◆ **SHORT TASK**
Word for word, print each line of the listing below; pictures stay out.

+++

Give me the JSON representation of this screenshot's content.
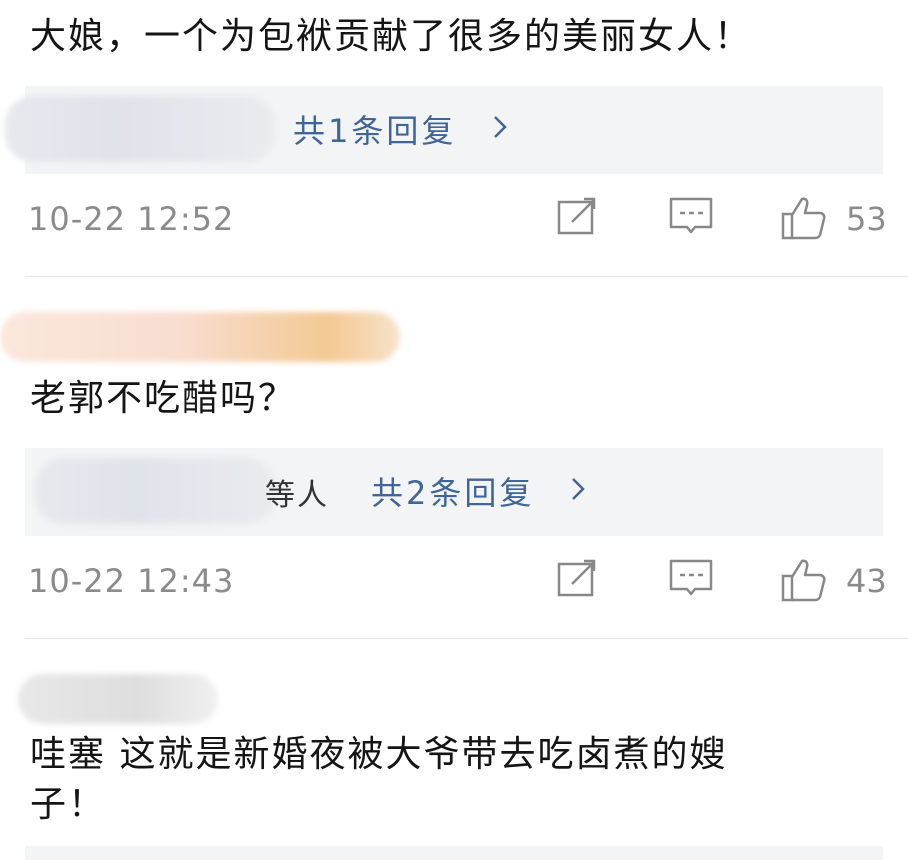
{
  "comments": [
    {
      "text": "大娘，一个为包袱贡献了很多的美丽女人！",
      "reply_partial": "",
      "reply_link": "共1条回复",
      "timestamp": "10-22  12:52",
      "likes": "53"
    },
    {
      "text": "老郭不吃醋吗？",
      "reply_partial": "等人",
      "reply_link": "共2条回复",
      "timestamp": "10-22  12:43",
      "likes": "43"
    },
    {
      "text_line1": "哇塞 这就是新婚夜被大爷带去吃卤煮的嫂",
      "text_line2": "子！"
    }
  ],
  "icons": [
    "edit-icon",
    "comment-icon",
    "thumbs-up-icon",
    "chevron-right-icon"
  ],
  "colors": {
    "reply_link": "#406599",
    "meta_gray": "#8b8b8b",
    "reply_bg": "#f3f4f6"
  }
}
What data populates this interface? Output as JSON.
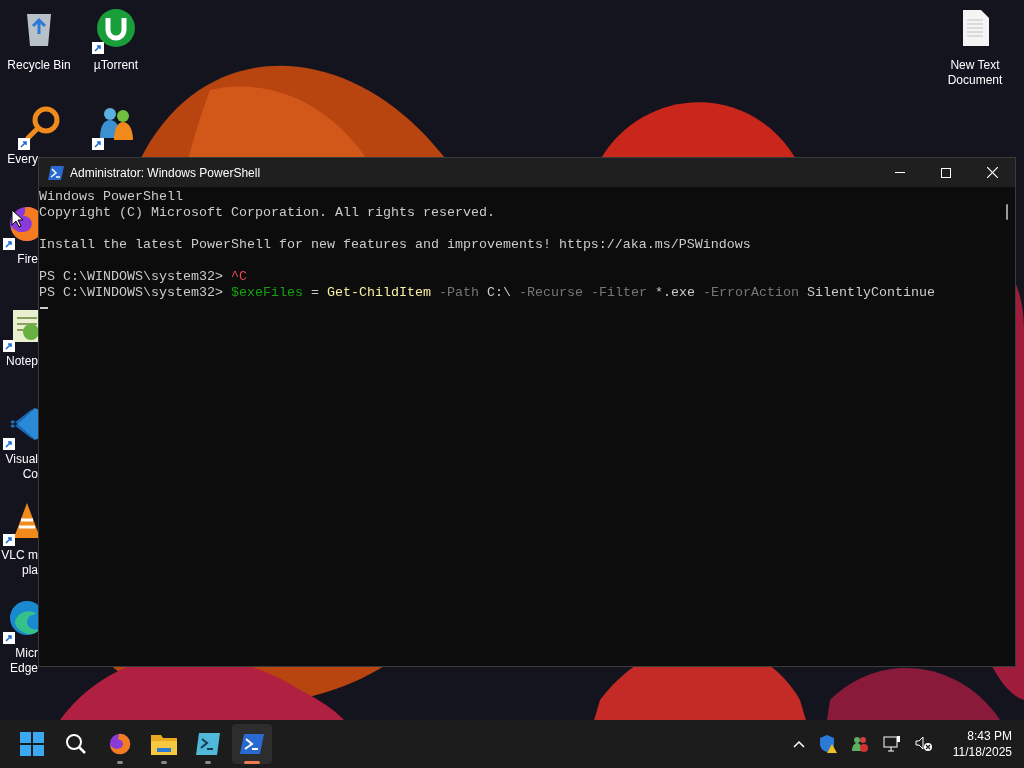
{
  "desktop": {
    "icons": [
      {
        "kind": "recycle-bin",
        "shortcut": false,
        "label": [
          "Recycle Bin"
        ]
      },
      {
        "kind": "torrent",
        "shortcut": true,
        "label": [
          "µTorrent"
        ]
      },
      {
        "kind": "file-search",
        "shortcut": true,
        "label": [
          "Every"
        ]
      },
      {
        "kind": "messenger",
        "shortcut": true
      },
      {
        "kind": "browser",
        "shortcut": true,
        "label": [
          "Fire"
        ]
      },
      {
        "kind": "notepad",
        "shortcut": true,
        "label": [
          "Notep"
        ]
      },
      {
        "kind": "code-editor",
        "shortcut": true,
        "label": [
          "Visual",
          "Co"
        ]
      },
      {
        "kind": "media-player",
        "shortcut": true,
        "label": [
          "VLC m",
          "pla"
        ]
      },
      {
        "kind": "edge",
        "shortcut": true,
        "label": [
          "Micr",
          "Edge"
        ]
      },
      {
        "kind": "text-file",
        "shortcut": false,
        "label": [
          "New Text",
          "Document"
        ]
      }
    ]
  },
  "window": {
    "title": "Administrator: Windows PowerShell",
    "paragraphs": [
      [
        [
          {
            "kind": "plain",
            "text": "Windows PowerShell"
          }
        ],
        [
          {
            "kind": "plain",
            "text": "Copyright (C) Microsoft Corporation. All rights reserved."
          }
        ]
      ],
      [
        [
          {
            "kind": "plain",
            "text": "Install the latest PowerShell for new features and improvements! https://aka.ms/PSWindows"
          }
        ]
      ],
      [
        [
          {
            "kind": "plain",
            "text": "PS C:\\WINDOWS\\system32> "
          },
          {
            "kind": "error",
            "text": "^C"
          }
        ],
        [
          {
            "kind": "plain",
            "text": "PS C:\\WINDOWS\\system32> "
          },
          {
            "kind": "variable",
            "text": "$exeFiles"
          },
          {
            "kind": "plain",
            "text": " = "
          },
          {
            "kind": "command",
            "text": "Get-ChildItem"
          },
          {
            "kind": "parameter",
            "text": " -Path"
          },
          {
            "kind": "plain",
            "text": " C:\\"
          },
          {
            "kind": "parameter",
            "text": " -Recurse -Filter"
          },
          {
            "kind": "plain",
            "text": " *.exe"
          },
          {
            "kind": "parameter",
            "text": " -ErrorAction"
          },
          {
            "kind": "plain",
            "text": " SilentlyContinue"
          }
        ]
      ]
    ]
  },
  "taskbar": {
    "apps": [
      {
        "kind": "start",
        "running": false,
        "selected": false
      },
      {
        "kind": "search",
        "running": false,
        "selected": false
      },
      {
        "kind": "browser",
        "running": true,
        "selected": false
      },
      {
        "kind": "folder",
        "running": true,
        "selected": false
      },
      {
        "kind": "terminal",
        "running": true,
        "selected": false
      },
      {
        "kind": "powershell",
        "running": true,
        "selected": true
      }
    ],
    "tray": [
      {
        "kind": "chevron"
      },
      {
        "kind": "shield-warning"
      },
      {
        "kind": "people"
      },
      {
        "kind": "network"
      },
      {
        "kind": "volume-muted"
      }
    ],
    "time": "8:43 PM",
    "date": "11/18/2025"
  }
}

+++

◆ **OUTPUT OF THE EXERCISE**
Give me the JSON representation of this screenshot's content.
{
  "comments": [
    {
      "text": "大娘，一个为包袱贡献了很多的美丽女人！",
      "reply_partial": "",
      "reply_link": "共1条回复",
      "timestamp": "10-22  12:52",
      "likes": "53"
    },
    {
      "text": "老郭不吃醋吗？",
      "reply_partial": "等人",
      "reply_link": "共2条回复",
      "timestamp": "10-22  12:43",
      "likes": "43"
    },
    {
      "text_line1": "哇塞 这就是新婚夜被大爷带去吃卤煮的嫂",
      "text_line2": "子！"
    }
  ],
  "icons": [
    "edit-icon",
    "comment-icon",
    "thumbs-up-icon",
    "chevron-right-icon"
  ],
  "colors": {
    "reply_link": "#406599",
    "meta_gray": "#8b8b8b",
    "reply_bg": "#f3f4f6"
  }
}
What data populates this interface? Output as JSON.
{
  "desktop": {
    "icons": [
      {
        "kind": "recycle-bin",
        "shortcut": false,
        "label": [
          "Recycle Bin"
        ]
      },
      {
        "kind": "torrent",
        "shortcut": true,
        "label": [
          "µTorrent"
        ]
      },
      {
        "kind": "file-search",
        "shortcut": true,
        "label": [
          "Every"
        ]
      },
      {
        "kind": "messenger",
        "shortcut": true
      },
      {
        "kind": "browser",
        "shortcut": true,
        "label": [
          "Fire"
        ]
      },
      {
        "kind": "notepad",
        "shortcut": true,
        "label": [
          "Notep"
        ]
      },
      {
        "kind": "code-editor",
        "shortcut": true,
        "label": [
          "Visual",
          "Co"
        ]
      },
      {
        "kind": "media-player",
        "shortcut": true,
        "label": [
          "VLC m",
          "pla"
        ]
      },
      {
        "kind": "edge",
        "shortcut": true,
        "label": [
          "Micr",
          "Edge"
        ]
      },
      {
        "kind": "text-file",
        "shortcut": false,
        "label": [
          "New Text",
          "Document"
        ]
      }
    ]
  },
  "window": {
    "title": "Administrator: Windows PowerShell",
    "paragraphs": [
      [
        [
          {
            "kind": "plain",
            "text": "Windows PowerShell"
          }
        ],
        [
          {
            "kind": "plain",
            "text": "Copyright (C) Microsoft Corporation. All rights reserved."
          }
        ]
      ],
      [
        [
          {
            "kind": "plain",
            "text": "Install the latest PowerShell for new features and improvements! https://aka.ms/PSWindows"
          }
        ]
      ],
      [
        [
          {
            "kind": "plain",
            "text": "PS C:\\WINDOWS\\system32> "
          },
          {
            "kind": "error",
            "text": "^C"
          }
        ],
        [
          {
            "kind": "plain",
            "text": "PS C:\\WINDOWS\\system32> "
          },
          {
            "kind": "variable",
            "text": "$exeFiles"
          },
          {
            "kind": "plain",
            "text": " = "
          },
          {
            "kind": "command",
            "text": "Get-ChildItem"
          },
          {
            "kind": "parameter",
            "text": " -Path"
          },
          {
            "kind": "plain",
            "text": " C:\\"
          },
          {
            "kind": "parameter",
            "text": " -Recurse -Filter"
          },
          {
            "kind": "plain",
            "text": " *.exe"
          },
          {
            "kind": "parameter",
            "text": " -ErrorAction"
          },
          {
            "kind": "plain",
            "text": " SilentlyContinue"
          }
        ]
      ]
    ]
  },
  "taskbar": {
    "apps": [
      {
        "kind": "start",
        "running": false,
        "selected": false
      },
      {
        "kind": "search",
        "running": false,
        "selected": false
      },
      {
        "kind": "browser",
        "running": true,
        "selected": false
      },
      {
        "kind": "folder",
        "running": true,
        "selected": false
      },
      {
        "kind": "terminal",
        "running": true,
        "selected": false
      },
      {
        "kind": "powershell",
        "running": true,
        "selected": true
      }
    ],
    "tray": [
      {
        "kind": "chevron"
      },
      {
        "kind": "shield-warning"
      },
      {
        "kind": "people"
      },
      {
        "kind": "network"
      },
      {
        "kind": "volume-muted"
      }
    ],
    "time": "8:43 PM",
    "date": "11/18/2025"
  }
}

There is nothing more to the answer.